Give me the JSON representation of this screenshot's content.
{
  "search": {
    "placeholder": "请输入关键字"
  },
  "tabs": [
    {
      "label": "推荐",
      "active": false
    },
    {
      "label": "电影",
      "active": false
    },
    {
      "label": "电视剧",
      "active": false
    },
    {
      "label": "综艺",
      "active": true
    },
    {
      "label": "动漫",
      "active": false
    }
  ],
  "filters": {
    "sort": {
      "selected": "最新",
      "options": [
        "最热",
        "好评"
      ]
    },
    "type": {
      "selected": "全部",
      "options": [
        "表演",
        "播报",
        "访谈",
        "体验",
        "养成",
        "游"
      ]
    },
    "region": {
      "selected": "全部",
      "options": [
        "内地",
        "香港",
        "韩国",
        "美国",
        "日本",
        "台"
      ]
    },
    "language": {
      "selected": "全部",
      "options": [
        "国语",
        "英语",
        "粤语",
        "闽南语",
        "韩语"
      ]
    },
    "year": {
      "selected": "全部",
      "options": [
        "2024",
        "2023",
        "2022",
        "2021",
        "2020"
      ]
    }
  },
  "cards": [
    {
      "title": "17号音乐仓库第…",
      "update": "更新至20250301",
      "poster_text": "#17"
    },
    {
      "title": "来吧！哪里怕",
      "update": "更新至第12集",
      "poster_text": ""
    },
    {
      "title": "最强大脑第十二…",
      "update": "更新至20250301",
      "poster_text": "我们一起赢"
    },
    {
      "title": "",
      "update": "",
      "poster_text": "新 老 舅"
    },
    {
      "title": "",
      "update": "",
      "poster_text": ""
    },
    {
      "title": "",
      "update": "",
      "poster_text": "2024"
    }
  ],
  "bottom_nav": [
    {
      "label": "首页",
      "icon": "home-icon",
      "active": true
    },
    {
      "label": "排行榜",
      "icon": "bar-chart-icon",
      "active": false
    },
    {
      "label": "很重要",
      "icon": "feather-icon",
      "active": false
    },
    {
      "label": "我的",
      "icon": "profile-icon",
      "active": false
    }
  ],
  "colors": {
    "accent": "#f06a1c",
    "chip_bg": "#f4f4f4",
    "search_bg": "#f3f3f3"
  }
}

^^^^

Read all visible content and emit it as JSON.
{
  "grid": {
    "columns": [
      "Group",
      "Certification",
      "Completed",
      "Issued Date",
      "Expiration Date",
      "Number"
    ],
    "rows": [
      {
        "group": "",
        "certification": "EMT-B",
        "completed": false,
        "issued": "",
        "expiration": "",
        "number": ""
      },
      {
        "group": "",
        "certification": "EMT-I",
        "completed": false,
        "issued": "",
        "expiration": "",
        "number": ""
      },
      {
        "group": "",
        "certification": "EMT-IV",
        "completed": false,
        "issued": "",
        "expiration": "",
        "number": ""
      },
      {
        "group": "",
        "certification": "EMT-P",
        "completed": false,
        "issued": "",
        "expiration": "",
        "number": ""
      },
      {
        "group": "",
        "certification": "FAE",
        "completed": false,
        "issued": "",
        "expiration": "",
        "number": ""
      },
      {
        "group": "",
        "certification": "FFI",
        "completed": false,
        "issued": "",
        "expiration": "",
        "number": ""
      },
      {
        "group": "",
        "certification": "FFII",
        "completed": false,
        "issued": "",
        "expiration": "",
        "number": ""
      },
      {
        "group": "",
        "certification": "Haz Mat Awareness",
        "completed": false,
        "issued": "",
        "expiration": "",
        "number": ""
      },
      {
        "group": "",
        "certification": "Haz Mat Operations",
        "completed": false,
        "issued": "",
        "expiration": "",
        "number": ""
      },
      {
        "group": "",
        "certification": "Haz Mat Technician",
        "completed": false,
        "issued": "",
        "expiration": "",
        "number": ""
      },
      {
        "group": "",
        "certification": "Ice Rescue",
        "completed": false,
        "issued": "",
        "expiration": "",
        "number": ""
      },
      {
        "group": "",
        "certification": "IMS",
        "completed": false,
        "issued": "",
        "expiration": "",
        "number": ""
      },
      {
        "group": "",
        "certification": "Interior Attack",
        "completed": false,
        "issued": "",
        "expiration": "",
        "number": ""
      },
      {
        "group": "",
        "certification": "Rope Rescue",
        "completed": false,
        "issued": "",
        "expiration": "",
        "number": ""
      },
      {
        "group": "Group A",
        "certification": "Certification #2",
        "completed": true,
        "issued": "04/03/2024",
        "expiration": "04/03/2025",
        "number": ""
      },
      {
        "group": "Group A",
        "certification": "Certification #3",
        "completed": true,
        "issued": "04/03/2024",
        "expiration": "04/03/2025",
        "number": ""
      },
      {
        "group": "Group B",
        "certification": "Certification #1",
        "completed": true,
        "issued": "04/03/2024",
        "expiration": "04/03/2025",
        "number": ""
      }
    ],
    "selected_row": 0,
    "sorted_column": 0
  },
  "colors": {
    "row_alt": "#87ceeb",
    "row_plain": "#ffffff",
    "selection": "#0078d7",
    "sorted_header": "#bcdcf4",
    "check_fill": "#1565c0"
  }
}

^^^^

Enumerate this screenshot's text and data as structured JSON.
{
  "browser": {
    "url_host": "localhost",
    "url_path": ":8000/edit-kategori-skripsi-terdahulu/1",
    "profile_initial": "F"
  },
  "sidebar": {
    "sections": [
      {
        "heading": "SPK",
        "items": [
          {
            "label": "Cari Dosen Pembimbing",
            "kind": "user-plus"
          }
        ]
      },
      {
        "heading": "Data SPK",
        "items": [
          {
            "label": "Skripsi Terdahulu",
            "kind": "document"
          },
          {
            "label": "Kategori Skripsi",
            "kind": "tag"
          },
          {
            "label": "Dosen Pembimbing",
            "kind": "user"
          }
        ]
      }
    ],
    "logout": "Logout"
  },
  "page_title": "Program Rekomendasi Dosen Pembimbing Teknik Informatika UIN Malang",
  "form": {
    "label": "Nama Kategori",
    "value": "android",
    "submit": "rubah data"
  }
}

^^^^

Read the entries above, then pull out the lines that include "icon".

## Answer for the task:
      "icon": "home-icon",
      "icon": "bar-chart-icon",
      "icon": "feather-icon",
      "icon": "profile-icon",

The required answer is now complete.